TASK INSTRUCTIONS
Will you quote all of the entries, word for word?
....................
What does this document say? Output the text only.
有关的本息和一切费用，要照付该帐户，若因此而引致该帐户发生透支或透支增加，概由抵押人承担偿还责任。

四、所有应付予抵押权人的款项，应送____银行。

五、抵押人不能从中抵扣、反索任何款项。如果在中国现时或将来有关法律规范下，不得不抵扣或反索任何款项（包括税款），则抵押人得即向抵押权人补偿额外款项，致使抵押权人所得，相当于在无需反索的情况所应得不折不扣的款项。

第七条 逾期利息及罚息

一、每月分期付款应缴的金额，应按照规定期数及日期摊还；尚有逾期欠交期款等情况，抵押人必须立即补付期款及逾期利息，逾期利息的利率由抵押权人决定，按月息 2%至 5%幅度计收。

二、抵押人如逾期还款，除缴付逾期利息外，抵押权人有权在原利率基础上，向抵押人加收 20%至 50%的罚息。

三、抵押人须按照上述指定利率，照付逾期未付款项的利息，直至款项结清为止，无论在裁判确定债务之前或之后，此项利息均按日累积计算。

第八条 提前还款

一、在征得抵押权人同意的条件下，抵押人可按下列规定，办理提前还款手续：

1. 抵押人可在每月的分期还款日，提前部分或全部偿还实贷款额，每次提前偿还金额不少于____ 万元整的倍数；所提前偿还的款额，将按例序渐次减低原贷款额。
....................
COMPLETE OUTPUT
What does this document say? Output the text only.
有关的本息和一切费用，要照付该帐户，若因此而引致该帐户发生透支或透支增加，概由抵押人承担偿还责任。

四、所有应付予抵押权人的款项，应送____银行。

五、抵押人不能从中抵扣、反索任何款项。如果在中国现时或将来有关法律规范下，不得不抵扣或反索任何款项（包括税款），则抵押人得即向抵押权人补偿额外款项，致使抵押权人所得，相当于在无需反索的情况所应得不折不扣的款项。

第七条 逾期利息及罚息

一、每月分期付款应缴的金额，应按照规定期数及日期摊还；尚有逾期欠交期款等情况，抵押人必须立即补付期款及逾期利息，逾期利息的利率由抵押权人决定，按月息 2%至 5%幅度计收。

二、抵押人如逾期还款，除缴付逾期利息外，抵押权人有权在原利率基础上，向抵押人加收 20%至 50%的罚息。

三、抵押人须按照上述指定利率，照付逾期未付款项的利息，直至款项结清为止，无论在裁判确定债务之前或之后，此项利息均按日累积计算。

第八条 提前还款

一、在征得抵押权人同意的条件下，抵押人可按下列规定，办理提前还款手续：

1. 抵押人可在每月的分期还款日，提前部分或全部偿还实贷款额，每次提前偿还金额不少于____ 万元整的倍数；所提前偿还的款额，将按例序渐次减低原贷款额。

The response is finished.